Task to complete
Transcribe each record below word for word.
━━━━━━━━━━━━━━━━━━━━━━━━━━━━━━
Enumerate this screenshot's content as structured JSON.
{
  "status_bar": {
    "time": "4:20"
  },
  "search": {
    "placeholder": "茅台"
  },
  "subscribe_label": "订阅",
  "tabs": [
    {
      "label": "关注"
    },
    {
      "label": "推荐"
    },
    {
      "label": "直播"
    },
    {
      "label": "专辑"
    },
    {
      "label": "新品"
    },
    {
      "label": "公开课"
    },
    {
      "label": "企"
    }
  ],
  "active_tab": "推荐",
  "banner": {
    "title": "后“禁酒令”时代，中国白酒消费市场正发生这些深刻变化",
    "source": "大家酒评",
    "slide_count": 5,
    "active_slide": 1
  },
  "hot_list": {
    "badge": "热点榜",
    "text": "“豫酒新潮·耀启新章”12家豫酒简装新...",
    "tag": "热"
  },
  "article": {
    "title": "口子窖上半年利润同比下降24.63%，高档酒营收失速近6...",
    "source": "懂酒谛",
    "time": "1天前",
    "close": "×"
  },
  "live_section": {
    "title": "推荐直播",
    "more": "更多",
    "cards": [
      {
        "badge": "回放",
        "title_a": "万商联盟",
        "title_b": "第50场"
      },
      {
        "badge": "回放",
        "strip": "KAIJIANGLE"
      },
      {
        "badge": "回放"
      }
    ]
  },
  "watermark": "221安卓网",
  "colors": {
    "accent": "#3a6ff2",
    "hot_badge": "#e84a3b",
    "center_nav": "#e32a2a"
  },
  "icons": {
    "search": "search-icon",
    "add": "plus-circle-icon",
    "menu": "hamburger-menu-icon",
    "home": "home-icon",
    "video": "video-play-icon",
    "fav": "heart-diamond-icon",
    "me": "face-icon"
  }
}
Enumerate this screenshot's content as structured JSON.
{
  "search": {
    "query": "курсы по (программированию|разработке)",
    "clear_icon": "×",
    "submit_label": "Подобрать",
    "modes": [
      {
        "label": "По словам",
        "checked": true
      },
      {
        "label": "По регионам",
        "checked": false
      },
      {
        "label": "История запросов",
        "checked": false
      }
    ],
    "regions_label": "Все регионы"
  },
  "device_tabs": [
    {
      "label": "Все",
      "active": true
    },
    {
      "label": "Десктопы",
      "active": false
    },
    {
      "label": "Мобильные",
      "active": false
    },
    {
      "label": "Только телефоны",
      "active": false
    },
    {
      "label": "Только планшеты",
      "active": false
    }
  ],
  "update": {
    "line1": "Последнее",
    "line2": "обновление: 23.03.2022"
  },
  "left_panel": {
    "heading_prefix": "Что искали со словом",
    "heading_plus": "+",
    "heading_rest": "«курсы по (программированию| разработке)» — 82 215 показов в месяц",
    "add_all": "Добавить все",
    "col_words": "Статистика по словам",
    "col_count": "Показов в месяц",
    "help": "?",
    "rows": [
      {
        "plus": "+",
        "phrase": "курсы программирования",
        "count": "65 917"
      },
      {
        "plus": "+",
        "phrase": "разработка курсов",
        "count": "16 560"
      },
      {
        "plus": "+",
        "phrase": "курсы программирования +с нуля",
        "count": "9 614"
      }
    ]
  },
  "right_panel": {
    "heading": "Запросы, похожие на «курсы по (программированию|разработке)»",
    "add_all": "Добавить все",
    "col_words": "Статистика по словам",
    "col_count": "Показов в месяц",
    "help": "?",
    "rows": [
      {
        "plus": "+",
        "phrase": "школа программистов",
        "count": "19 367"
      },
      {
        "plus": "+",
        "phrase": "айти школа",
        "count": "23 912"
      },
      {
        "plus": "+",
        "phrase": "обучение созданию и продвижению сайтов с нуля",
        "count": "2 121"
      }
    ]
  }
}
━━━━━━━━━━━━━━━━━━━━━━━━━━━━━━
Task response
Enumerate this screenshot's content as structured JSON.
{
  "status_bar": {
    "time": "4:20"
  },
  "search": {
    "placeholder": "茅台"
  },
  "subscribe_label": "订阅",
  "tabs": [
    {
      "label": "关注"
    },
    {
      "label": "推荐"
    },
    {
      "label": "直播"
    },
    {
      "label": "专辑"
    },
    {
      "label": "新品"
    },
    {
      "label": "公开课"
    },
    {
      "label": "企"
    }
  ],
  "active_tab": "推荐",
  "banner": {
    "title": "后“禁酒令”时代，中国白酒消费市场正发生这些深刻变化",
    "source": "大家酒评",
    "slide_count": 5,
    "active_slide": 1
  },
  "hot_list": {
    "badge": "热点榜",
    "text": "“豫酒新潮·耀启新章”12家豫酒简装新...",
    "tag": "热"
  },
  "article": {
    "title": "口子窖上半年利润同比下降24.63%，高档酒营收失速近6...",
    "source": "懂酒谛",
    "time": "1天前",
    "close": "×"
  },
  "live_section": {
    "title": "推荐直播",
    "more": "更多",
    "cards": [
      {
        "badge": "回放",
        "title_a": "万商联盟",
        "title_b": "第50场"
      },
      {
        "badge": "回放",
        "strip": "KAIJIANGLE"
      },
      {
        "badge": "回放"
      }
    ]
  },
  "watermark": "221安卓网",
  "colors": {
    "accent": "#3a6ff2",
    "hot_badge": "#e84a3b",
    "center_nav": "#e32a2a"
  },
  "icons": {
    "search": "search-icon",
    "add": "plus-circle-icon",
    "menu": "hamburger-menu-icon",
    "home": "home-icon",
    "video": "video-play-icon",
    "fav": "heart-diamond-icon",
    "me": "face-icon"
  }
}
Enumerate this screenshot's content as structured JSON.
{
  "search": {
    "query": "курсы по (программированию|разработке)",
    "clear_icon": "×",
    "submit_label": "Подобрать",
    "modes": [
      {
        "label": "По словам",
        "checked": true
      },
      {
        "label": "По регионам",
        "checked": false
      },
      {
        "label": "История запросов",
        "checked": false
      }
    ],
    "regions_label": "Все регионы"
  },
  "device_tabs": [
    {
      "label": "Все",
      "active": true
    },
    {
      "label": "Десктопы",
      "active": false
    },
    {
      "label": "Мобильные",
      "active": false
    },
    {
      "label": "Только телефоны",
      "active": false
    },
    {
      "label": "Только планшеты",
      "active": false
    }
  ],
  "update": {
    "line1": "Последнее",
    "line2": "обновление: 23.03.2022"
  },
  "left_panel": {
    "heading_prefix": "Что искали со словом",
    "heading_plus": "+",
    "heading_rest": "«курсы по (программированию| разработке)» — 82 215 показов в месяц",
    "add_all": "Добавить все",
    "col_words": "Статистика по словам",
    "col_count": "Показов в месяц",
    "help": "?",
    "rows": [
      {
        "plus": "+",
        "phrase": "курсы программирования",
        "count": "65 917"
      },
      {
        "plus": "+",
        "phrase": "разработка курсов",
        "count": "16 560"
      },
      {
        "plus": "+",
        "phrase": "курсы программирования +с нуля",
        "count": "9 614"
      }
    ]
  },
  "right_panel": {
    "heading": "Запросы, похожие на «курсы по (программированию|разработке)»",
    "add_all": "Добавить все",
    "col_words": "Статистика по словам",
    "col_count": "Показов в месяц",
    "help": "?",
    "rows": [
      {
        "plus": "+",
        "phrase": "школа программистов",
        "count": "19 367"
      },
      {
        "plus": "+",
        "phrase": "айти школа",
        "count": "23 912"
      },
      {
        "plus": "+",
        "phrase": "обучение созданию и продвижению сайтов с нуля",
        "count": "2 121"
      }
    ]
  }
}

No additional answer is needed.